TASK: Tally up how many lines in the listing below contain the string "Sharpe", and give only the total.

MATERIAL PROVIDED:
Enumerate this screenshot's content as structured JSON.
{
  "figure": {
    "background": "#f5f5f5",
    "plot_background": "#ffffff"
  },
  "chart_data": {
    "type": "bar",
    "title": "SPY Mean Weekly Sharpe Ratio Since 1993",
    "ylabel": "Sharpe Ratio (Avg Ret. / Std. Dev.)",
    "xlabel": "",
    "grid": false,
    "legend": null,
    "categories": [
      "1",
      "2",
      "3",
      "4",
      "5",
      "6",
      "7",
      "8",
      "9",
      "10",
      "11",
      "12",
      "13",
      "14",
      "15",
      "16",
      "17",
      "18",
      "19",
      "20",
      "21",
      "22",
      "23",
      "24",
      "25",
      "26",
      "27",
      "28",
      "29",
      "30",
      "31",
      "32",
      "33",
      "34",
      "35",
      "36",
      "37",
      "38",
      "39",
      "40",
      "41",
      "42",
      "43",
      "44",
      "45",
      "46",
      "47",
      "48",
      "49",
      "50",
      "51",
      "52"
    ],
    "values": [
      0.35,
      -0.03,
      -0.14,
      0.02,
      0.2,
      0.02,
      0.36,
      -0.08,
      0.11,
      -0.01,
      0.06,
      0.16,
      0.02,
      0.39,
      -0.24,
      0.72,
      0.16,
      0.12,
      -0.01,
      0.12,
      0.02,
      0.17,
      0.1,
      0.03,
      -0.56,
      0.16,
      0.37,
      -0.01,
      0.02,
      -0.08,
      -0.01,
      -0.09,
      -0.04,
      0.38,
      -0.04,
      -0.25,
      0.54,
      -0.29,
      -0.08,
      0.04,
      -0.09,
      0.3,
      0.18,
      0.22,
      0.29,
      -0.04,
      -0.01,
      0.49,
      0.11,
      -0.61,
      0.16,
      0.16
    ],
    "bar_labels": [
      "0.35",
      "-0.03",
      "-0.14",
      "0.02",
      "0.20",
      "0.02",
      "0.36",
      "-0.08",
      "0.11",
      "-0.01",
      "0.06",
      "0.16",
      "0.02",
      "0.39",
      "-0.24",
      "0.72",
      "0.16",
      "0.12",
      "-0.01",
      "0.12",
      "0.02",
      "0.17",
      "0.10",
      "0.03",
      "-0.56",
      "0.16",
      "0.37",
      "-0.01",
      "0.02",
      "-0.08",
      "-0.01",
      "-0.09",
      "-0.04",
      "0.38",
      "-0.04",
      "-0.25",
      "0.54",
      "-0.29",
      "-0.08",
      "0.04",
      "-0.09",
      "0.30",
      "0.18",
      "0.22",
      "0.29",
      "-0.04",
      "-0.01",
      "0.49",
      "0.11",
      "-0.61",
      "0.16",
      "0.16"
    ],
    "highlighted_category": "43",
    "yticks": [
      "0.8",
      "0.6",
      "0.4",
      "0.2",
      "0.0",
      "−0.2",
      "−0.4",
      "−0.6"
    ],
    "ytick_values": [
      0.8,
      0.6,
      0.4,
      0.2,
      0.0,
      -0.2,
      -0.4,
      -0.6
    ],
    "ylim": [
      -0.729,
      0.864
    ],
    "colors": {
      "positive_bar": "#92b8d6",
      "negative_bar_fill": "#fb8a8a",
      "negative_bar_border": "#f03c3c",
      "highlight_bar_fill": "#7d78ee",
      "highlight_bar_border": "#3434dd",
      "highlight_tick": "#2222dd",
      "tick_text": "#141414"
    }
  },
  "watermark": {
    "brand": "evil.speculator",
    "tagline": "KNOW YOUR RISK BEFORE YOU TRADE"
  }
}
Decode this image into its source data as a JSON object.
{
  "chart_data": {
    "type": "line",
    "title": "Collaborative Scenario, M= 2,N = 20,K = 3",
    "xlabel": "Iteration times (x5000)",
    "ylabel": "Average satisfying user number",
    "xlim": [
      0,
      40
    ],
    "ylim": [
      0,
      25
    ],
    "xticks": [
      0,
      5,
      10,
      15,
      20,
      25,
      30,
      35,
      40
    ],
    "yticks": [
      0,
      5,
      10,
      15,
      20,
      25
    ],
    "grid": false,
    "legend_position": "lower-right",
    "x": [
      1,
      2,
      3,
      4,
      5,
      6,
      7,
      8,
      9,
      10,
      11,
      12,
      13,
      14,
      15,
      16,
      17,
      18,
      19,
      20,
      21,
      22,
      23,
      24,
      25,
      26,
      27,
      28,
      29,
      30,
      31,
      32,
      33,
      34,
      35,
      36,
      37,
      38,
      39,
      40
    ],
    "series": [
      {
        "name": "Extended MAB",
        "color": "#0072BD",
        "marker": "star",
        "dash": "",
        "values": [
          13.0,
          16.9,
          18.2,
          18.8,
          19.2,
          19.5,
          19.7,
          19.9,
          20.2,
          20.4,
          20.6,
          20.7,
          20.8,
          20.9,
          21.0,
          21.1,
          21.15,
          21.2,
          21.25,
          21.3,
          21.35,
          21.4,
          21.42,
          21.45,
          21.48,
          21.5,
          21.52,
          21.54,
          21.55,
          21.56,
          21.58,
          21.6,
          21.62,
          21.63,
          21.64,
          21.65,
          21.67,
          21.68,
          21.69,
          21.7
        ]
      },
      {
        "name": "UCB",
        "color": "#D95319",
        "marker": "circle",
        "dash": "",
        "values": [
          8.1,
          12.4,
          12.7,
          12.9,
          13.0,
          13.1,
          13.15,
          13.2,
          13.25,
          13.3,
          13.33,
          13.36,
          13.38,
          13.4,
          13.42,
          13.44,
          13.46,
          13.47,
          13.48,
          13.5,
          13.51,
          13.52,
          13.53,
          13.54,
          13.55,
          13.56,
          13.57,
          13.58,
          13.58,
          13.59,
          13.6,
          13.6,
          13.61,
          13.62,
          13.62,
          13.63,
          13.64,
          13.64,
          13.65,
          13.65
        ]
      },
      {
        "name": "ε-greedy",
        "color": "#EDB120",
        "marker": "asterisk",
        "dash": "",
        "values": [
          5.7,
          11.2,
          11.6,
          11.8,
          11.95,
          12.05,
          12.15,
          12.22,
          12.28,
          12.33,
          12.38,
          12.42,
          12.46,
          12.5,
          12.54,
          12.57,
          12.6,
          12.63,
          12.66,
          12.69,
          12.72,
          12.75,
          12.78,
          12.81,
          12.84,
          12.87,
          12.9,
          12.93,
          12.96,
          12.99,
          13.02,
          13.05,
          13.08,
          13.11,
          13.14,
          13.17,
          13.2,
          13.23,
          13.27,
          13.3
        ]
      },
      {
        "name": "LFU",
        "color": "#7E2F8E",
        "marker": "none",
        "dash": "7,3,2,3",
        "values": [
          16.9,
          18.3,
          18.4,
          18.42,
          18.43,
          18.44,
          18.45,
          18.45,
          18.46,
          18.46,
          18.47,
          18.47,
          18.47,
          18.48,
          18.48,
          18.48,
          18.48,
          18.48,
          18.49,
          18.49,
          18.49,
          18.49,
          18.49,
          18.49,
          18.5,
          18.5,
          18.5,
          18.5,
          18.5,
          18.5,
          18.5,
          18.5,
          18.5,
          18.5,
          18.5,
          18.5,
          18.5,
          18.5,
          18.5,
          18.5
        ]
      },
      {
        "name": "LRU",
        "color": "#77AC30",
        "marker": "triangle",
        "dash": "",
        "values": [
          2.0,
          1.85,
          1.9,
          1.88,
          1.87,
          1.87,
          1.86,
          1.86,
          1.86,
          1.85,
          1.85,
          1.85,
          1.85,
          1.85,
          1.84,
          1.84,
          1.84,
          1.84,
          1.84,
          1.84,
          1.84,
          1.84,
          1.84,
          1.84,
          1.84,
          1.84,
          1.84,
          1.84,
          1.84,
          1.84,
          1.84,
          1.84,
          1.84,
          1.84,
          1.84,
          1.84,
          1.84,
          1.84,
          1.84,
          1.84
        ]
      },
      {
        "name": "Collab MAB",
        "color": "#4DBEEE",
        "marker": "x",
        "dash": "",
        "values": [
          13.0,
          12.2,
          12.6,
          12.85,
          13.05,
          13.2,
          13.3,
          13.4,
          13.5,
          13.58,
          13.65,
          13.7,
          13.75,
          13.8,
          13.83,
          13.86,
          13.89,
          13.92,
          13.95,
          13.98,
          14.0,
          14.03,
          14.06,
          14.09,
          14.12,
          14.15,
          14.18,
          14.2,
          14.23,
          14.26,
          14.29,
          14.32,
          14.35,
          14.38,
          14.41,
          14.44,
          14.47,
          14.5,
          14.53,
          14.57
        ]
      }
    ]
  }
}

ANSWER BELOW: 2